● **Task**: Below are records to transcribe exactly, without their pictures.

-- start --

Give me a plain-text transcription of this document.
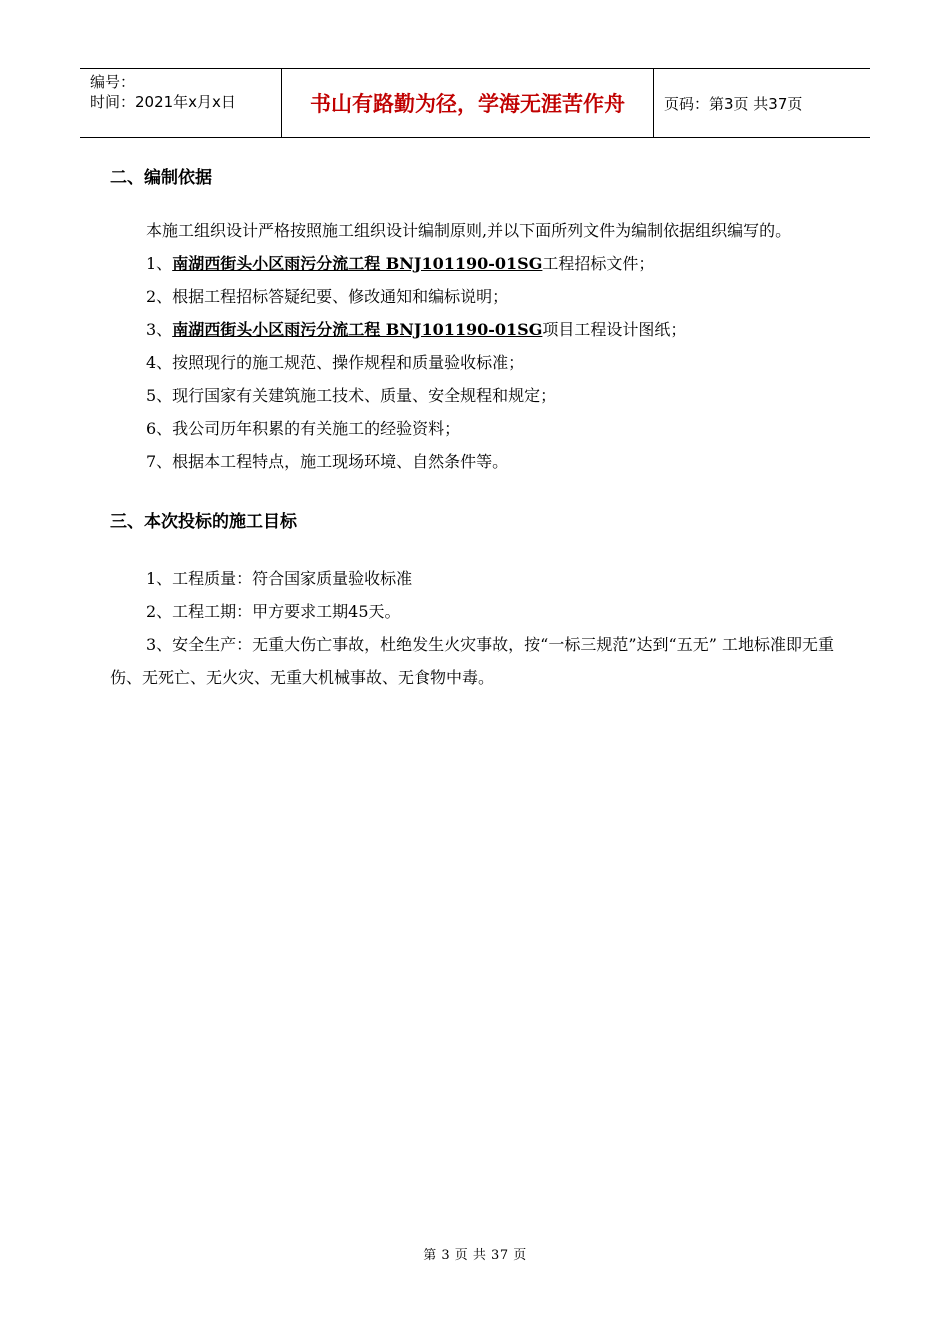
编号：
时间：2021年x月x日	书山有路勤为径，学海无涯苦作舟	页码：第3页 共37页
二、编制依据

本施工组织设计严格按照施工组织设计编制原则,并以下面所列文件为编制依据组织编写的。

1、南湖西街头小区雨污分流工程 BNJ101190-01SG工程招标文件；

2、根据工程招标答疑纪要、修改通知和编标说明；

3、南湖西街头小区雨污分流工程 BNJ101190-01SG项目工程设计图纸；

4、按照现行的施工规范、操作规程和质量验收标准；

5、现行国家有关建筑施工技术、质量、安全规程和规定；

6、我公司历年积累的有关施工的经验资料；

7、根据本工程特点，施工现场环境、自然条件等。

三、本次投标的施工目标

1、工程质量：符合国家质量验收标准

2、工程工期：甲方要求工期45天。

3、安全生产：无重大伤亡事故，杜绝发生火灾事故，按“一标三规范”达到“五无” 工地标准即无重伤、无死亡、无火灾、无重大机械事故、无食物中毒。

第 3 页 共 37 页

-- end --

● **Full answer**:
Give me a plain-text transcription of this document.
编号：
时间：2021年x月x日	书山有路勤为径，学海无涯苦作舟	页码：第3页 共37页
二、编制依据

本施工组织设计严格按照施工组织设计编制原则,并以下面所列文件为编制依据组织编写的。

1、南湖西街头小区雨污分流工程 BNJ101190-01SG工程招标文件；

2、根据工程招标答疑纪要、修改通知和编标说明；

3、南湖西街头小区雨污分流工程 BNJ101190-01SG项目工程设计图纸；

4、按照现行的施工规范、操作规程和质量验收标准；

5、现行国家有关建筑施工技术、质量、安全规程和规定；

6、我公司历年积累的有关施工的经验资料；

7、根据本工程特点，施工现场环境、自然条件等。

三、本次投标的施工目标

1、工程质量：符合国家质量验收标准

2、工程工期：甲方要求工期45天。

3、安全生产：无重大伤亡事故，杜绝发生火灾事故，按“一标三规范”达到“五无” 工地标准即无重伤、无死亡、无火灾、无重大机械事故、无食物中毒。

第 3 页 共 37 页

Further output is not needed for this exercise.